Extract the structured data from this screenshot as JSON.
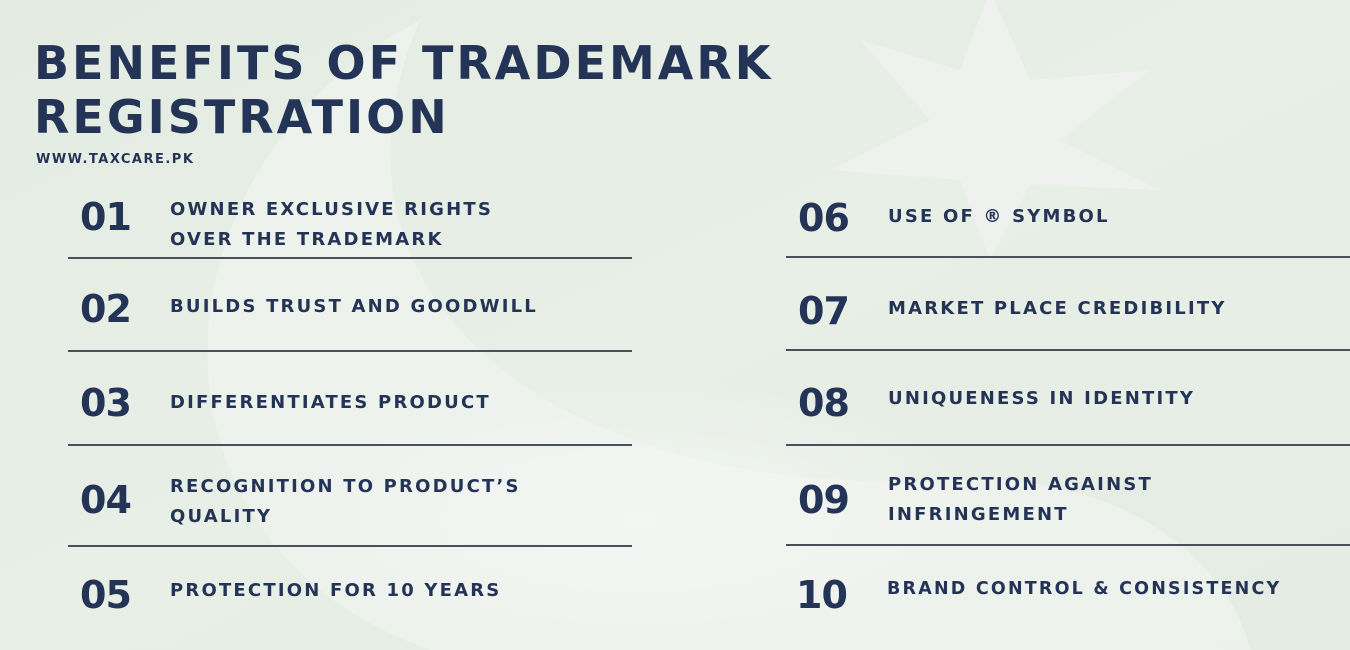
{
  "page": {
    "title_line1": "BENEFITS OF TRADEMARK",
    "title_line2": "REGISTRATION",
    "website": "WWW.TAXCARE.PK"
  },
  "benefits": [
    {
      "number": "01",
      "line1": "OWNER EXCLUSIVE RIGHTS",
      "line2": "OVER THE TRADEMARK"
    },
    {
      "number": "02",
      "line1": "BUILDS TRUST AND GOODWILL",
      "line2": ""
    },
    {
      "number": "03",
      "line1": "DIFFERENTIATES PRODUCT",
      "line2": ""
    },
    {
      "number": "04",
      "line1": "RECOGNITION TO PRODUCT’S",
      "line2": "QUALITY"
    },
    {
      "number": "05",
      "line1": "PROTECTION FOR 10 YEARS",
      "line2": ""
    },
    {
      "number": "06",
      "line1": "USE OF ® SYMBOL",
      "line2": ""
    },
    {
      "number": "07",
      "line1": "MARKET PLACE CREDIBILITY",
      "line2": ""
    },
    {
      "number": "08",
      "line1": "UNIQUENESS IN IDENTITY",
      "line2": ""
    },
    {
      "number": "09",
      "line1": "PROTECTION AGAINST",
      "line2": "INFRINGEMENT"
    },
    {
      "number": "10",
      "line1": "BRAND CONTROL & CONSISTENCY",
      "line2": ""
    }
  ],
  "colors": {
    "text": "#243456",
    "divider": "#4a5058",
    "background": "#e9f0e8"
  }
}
★ ★ ★ ★ ★ ★ ★
Problem statement >> Reproduce all entries exactly. Pictures do not belong in the copy.

Final result >>
Extract the structured data from this screenshot as JSON.
{
  "page": {
    "title_line1": "BENEFITS OF TRADEMARK",
    "title_line2": "REGISTRATION",
    "website": "WWW.TAXCARE.PK"
  },
  "benefits": [
    {
      "number": "01",
      "line1": "OWNER EXCLUSIVE RIGHTS",
      "line2": "OVER THE TRADEMARK"
    },
    {
      "number": "02",
      "line1": "BUILDS TRUST AND GOODWILL",
      "line2": ""
    },
    {
      "number": "03",
      "line1": "DIFFERENTIATES PRODUCT",
      "line2": ""
    },
    {
      "number": "04",
      "line1": "RECOGNITION TO PRODUCT’S",
      "line2": "QUALITY"
    },
    {
      "number": "05",
      "line1": "PROTECTION FOR 10 YEARS",
      "line2": ""
    },
    {
      "number": "06",
      "line1": "USE OF ® SYMBOL",
      "line2": ""
    },
    {
      "number": "07",
      "line1": "MARKET PLACE CREDIBILITY",
      "line2": ""
    },
    {
      "number": "08",
      "line1": "UNIQUENESS IN IDENTITY",
      "line2": ""
    },
    {
      "number": "09",
      "line1": "PROTECTION AGAINST",
      "line2": "INFRINGEMENT"
    },
    {
      "number": "10",
      "line1": "BRAND CONTROL & CONSISTENCY",
      "line2": ""
    }
  ],
  "colors": {
    "text": "#243456",
    "divider": "#4a5058",
    "background": "#e9f0e8"
  }
}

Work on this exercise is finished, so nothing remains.